-- Instruction --
Make an exact copy of the listing below.
>> BEGIN Data listing
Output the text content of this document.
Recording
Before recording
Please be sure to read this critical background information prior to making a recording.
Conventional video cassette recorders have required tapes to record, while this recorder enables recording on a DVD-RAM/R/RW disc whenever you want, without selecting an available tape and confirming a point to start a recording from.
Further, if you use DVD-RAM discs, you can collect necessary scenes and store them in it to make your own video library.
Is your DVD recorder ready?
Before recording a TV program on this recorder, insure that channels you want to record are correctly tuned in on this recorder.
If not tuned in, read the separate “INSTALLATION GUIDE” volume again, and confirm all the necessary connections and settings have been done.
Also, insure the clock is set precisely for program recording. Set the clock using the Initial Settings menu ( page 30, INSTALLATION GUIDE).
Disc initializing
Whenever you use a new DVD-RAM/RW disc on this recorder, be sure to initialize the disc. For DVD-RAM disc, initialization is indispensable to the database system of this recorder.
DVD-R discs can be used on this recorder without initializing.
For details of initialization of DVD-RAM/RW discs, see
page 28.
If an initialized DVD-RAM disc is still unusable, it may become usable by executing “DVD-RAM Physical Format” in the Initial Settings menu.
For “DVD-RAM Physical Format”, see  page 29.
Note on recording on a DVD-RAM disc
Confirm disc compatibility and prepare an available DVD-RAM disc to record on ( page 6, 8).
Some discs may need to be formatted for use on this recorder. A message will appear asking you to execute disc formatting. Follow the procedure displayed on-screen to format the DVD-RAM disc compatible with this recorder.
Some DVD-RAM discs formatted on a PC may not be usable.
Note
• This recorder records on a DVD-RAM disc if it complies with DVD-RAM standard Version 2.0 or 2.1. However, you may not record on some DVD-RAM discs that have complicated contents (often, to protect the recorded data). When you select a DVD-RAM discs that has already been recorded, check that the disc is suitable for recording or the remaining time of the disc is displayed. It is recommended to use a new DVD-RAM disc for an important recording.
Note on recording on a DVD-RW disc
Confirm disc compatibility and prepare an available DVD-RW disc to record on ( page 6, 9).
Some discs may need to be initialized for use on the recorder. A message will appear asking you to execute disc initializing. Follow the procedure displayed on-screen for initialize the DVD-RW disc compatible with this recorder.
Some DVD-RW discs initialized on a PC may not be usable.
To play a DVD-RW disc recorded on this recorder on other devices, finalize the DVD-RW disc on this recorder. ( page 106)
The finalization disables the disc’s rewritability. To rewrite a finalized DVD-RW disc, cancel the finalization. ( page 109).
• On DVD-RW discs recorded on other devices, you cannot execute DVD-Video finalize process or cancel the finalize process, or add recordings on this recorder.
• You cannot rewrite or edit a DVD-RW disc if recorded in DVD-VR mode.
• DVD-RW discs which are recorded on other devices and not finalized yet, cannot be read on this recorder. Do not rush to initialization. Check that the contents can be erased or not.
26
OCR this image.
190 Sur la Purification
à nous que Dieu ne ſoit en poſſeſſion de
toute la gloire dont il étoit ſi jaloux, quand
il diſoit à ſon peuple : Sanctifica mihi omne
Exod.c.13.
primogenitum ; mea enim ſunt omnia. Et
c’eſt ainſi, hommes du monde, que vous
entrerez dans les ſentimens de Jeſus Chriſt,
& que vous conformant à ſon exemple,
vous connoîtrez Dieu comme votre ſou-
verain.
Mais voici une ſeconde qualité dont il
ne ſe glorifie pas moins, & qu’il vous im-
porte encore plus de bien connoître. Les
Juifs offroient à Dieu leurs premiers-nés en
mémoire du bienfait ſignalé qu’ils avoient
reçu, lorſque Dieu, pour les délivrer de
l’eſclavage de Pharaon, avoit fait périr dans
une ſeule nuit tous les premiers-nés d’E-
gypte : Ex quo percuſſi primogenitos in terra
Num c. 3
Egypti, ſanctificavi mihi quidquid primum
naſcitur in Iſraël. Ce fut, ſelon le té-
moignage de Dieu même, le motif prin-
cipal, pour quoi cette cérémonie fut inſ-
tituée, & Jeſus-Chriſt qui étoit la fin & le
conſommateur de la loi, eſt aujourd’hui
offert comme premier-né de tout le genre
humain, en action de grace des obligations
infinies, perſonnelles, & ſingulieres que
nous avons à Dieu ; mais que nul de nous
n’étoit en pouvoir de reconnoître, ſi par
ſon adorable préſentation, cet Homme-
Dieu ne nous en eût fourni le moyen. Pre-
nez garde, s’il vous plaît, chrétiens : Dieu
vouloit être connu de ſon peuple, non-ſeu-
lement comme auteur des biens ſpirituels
>> END Data listing
-- Exercise response --
Output the text content of this document.
Recording
Before recording
Please be sure to read this critical background information prior to making a recording.
Conventional video cassette recorders have required tapes to record, while this recorder enables recording on a DVD-RAM/R/RW disc whenever you want, without selecting an available tape and confirming a point to start a recording from.
Further, if you use DVD-RAM discs, you can collect necessary scenes and store them in it to make your own video library.
Is your DVD recorder ready?
Before recording a TV program on this recorder, insure that channels you want to record are correctly tuned in on this recorder.
If not tuned in, read the separate “INSTALLATION GUIDE” volume again, and confirm all the necessary connections and settings have been done.
Also, insure the clock is set precisely for program recording. Set the clock using the Initial Settings menu ( page 30, INSTALLATION GUIDE).
Disc initializing
Whenever you use a new DVD-RAM/RW disc on this recorder, be sure to initialize the disc. For DVD-RAM disc, initialization is indispensable to the database system of this recorder.
DVD-R discs can be used on this recorder without initializing.
For details of initialization of DVD-RAM/RW discs, see
page 28.
If an initialized DVD-RAM disc is still unusable, it may become usable by executing “DVD-RAM Physical Format” in the Initial Settings menu.
For “DVD-RAM Physical Format”, see  page 29.
Note on recording on a DVD-RAM disc
Confirm disc compatibility and prepare an available DVD-RAM disc to record on ( page 6, 8).
Some discs may need to be formatted for use on this recorder. A message will appear asking you to execute disc formatting. Follow the procedure displayed on-screen to format the DVD-RAM disc compatible with this recorder.
Some DVD-RAM discs formatted on a PC may not be usable.
Note
• This recorder records on a DVD-RAM disc if it complies with DVD-RAM standard Version 2.0 or 2.1. However, you may not record on some DVD-RAM discs that have complicated contents (often, to protect the recorded data). When you select a DVD-RAM discs that has already been recorded, check that the disc is suitable for recording or the remaining time of the disc is displayed. It is recommended to use a new DVD-RAM disc for an important recording.
Note on recording on a DVD-RW disc
Confirm disc compatibility and prepare an available DVD-RW disc to record on ( page 6, 9).
Some discs may need to be initialized for use on the recorder. A message will appear asking you to execute disc initializing. Follow the procedure displayed on-screen for initialize the DVD-RW disc compatible with this recorder.
Some DVD-RW discs initialized on a PC may not be usable.
To play a DVD-RW disc recorded on this recorder on other devices, finalize the DVD-RW disc on this recorder. ( page 106)
The finalization disables the disc’s rewritability. To rewrite a finalized DVD-RW disc, cancel the finalization. ( page 109).
• On DVD-RW discs recorded on other devices, you cannot execute DVD-Video finalize process or cancel the finalize process, or add recordings on this recorder.
• You cannot rewrite or edit a DVD-RW disc if recorded in DVD-VR mode.
• DVD-RW discs which are recorded on other devices and not finalized yet, cannot be read on this recorder. Do not rush to initialization. Check that the contents can be erased or not.
26
OCR this image.
190 Sur la Purification
à nous que Dieu ne ſoit en poſſeſſion de
toute la gloire dont il étoit ſi jaloux, quand
il diſoit à ſon peuple : Sanctifica mihi omne
Exod.c.13.
primogenitum ; mea enim ſunt omnia. Et
c’eſt ainſi, hommes du monde, que vous
entrerez dans les ſentimens de Jeſus Chriſt,
& que vous conformant à ſon exemple,
vous connoîtrez Dieu comme votre ſou-
verain.
Mais voici une ſeconde qualité dont il
ne ſe glorifie pas moins, & qu’il vous im-
porte encore plus de bien connoître. Les
Juifs offroient à Dieu leurs premiers-nés en
mémoire du bienfait ſignalé qu’ils avoient
reçu, lorſque Dieu, pour les délivrer de
l’eſclavage de Pharaon, avoit fait périr dans
une ſeule nuit tous les premiers-nés d’E-
gypte : Ex quo percuſſi primogenitos in terra
Num c. 3
Egypti, ſanctificavi mihi quidquid primum
naſcitur in Iſraël. Ce fut, ſelon le té-
moignage de Dieu même, le motif prin-
cipal, pour quoi cette cérémonie fut inſ-
tituée, & Jeſus-Chriſt qui étoit la fin & le
conſommateur de la loi, eſt aujourd’hui
offert comme premier-né de tout le genre
humain, en action de grace des obligations
infinies, perſonnelles, & ſingulieres que
nous avons à Dieu ; mais que nul de nous
n’étoit en pouvoir de reconnoître, ſi par
ſon adorable préſentation, cet Homme-
Dieu ne nous en eût fourni le moyen. Pre-
nez garde, s’il vous plaît, chrétiens : Dieu
vouloit être connu de ſon peuple, non-ſeu-
lement comme auteur des biens ſpirituels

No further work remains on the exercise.